Copy every line of the entries that includes the word "visivo".

>> begin

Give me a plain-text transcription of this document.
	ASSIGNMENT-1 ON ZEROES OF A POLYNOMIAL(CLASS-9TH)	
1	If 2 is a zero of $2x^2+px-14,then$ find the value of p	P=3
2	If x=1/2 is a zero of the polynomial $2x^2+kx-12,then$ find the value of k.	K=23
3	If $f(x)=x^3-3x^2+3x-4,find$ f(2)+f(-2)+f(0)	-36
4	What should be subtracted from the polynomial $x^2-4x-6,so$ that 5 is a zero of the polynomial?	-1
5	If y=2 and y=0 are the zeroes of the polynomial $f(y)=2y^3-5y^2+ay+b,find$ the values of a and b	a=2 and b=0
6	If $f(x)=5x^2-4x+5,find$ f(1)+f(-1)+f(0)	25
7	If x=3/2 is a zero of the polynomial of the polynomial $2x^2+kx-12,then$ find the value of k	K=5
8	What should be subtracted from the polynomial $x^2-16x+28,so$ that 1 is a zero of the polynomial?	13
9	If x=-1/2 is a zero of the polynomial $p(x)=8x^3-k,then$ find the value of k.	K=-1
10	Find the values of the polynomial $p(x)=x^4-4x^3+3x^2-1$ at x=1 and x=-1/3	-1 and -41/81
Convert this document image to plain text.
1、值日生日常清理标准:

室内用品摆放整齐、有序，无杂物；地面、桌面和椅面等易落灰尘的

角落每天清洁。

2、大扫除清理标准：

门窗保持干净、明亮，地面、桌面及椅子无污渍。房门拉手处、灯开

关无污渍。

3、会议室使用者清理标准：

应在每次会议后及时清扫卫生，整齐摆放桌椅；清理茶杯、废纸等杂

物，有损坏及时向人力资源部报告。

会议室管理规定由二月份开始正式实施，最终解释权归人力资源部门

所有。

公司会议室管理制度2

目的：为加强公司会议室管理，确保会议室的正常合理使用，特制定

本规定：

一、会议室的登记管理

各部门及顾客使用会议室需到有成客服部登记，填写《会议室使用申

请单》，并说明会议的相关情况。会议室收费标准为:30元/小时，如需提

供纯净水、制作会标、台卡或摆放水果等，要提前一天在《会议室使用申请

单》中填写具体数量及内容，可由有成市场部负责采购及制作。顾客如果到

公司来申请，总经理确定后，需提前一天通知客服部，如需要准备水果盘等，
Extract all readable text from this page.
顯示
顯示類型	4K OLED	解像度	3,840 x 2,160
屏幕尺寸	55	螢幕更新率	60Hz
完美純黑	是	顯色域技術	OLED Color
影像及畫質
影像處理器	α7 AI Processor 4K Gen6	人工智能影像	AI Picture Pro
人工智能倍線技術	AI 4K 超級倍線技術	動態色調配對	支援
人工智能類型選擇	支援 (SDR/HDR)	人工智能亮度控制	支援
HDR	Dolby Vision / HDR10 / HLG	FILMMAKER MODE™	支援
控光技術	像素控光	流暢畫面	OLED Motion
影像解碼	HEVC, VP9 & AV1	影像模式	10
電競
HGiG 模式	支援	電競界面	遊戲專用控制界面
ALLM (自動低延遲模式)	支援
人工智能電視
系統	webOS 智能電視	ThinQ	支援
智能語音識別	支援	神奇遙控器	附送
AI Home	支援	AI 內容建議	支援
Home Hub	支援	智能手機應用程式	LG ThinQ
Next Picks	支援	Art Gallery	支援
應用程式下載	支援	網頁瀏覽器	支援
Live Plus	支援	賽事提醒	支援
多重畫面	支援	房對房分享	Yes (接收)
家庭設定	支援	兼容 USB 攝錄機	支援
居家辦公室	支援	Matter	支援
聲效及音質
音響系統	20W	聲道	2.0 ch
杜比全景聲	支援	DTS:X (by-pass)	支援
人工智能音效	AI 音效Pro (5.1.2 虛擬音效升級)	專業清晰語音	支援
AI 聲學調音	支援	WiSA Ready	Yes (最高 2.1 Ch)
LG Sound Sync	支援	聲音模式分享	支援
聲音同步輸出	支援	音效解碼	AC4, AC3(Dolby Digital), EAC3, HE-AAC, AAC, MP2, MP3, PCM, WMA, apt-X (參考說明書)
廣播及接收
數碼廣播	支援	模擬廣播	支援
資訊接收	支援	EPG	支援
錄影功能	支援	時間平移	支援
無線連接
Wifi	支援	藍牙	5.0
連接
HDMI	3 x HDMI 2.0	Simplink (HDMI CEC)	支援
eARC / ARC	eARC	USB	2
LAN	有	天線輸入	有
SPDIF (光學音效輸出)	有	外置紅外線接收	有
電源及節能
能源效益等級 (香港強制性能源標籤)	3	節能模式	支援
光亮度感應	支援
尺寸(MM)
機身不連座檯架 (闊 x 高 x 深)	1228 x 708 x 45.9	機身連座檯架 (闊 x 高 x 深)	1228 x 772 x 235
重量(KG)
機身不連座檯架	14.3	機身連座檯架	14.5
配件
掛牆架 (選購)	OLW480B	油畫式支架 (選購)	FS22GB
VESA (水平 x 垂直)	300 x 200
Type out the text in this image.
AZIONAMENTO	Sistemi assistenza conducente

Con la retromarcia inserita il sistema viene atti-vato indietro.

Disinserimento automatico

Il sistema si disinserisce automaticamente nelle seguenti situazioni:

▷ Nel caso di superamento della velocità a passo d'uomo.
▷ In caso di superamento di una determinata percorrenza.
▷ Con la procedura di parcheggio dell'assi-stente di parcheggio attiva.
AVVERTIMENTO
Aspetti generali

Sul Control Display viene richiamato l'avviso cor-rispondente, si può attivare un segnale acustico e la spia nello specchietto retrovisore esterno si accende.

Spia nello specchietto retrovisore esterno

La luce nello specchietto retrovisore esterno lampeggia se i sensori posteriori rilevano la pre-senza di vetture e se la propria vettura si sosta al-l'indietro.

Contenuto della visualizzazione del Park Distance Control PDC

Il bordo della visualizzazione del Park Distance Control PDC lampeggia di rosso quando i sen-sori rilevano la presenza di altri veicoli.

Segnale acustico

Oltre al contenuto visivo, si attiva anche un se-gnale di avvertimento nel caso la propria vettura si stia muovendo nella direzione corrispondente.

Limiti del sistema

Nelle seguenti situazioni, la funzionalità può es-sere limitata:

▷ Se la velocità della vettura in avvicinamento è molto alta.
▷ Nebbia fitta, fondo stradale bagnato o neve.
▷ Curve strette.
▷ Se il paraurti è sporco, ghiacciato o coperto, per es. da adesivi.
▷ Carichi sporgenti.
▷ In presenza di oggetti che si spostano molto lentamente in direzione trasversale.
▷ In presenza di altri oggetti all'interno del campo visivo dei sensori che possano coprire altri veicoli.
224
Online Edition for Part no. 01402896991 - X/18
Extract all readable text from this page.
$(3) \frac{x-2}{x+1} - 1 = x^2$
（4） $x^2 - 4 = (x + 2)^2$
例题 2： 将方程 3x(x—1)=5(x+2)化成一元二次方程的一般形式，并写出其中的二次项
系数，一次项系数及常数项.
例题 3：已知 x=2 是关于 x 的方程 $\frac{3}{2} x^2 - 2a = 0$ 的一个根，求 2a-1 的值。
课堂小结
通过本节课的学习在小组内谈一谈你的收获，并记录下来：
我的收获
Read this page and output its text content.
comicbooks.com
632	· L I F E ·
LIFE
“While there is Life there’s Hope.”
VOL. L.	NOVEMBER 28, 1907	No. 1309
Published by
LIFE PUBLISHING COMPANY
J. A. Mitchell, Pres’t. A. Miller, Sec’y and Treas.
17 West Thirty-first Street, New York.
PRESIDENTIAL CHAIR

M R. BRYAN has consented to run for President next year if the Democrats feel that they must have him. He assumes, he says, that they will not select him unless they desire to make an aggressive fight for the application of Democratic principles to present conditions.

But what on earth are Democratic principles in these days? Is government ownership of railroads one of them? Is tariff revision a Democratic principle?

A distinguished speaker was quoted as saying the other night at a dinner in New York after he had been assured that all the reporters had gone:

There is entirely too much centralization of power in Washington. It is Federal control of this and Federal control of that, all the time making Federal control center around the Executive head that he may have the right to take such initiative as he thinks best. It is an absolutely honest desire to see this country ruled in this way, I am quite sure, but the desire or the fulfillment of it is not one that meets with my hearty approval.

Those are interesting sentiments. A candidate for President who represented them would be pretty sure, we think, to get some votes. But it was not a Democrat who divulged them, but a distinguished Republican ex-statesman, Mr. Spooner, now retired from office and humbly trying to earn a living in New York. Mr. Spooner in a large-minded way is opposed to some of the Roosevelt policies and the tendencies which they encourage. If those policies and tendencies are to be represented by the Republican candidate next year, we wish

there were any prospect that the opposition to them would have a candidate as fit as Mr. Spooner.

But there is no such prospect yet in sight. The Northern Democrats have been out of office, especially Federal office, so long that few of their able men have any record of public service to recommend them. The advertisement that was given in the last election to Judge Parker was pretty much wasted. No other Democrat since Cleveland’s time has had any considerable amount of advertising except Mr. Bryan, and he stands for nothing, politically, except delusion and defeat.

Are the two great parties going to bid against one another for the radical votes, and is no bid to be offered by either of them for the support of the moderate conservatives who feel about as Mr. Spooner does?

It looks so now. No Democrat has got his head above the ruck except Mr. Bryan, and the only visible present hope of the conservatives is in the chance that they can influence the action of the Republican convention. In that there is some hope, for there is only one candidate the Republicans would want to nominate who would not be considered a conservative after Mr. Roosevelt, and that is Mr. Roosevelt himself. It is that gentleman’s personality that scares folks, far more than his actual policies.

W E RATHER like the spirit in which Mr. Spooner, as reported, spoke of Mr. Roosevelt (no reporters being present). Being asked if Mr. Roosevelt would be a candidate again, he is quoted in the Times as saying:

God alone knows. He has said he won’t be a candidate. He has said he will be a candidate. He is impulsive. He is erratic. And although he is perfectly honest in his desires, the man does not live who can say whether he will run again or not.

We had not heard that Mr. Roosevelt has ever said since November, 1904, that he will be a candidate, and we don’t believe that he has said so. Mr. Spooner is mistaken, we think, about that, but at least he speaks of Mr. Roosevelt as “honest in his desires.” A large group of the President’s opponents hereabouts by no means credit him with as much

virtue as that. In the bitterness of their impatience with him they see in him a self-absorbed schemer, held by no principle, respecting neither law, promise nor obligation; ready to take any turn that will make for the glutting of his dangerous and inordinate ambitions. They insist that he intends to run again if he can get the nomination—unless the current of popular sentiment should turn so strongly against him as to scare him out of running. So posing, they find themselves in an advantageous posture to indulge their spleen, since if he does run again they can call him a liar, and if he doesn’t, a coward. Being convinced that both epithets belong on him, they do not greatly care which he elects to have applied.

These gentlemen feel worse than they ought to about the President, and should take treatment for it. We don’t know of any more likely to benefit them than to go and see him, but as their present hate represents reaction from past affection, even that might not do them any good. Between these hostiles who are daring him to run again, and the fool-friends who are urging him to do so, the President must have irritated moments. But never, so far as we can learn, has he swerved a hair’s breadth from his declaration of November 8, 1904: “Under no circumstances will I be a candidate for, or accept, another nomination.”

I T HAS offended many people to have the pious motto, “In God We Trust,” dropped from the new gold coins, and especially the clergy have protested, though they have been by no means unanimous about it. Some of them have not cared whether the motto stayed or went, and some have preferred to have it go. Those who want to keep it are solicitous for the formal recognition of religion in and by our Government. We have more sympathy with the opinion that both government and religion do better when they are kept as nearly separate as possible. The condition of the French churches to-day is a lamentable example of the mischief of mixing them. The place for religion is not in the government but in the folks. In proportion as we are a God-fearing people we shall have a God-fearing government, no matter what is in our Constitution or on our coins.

>> end

◆ In response ◆
Oltre al contenuto visivo, si attiva anche un se-gnale di avvertimento nel caso la propria vettura si stia muovendo nella direzione corrispondente.
▷ In presenza di altri oggetti all'interno del campo visivo dei sensori che possano coprire altri veicoli.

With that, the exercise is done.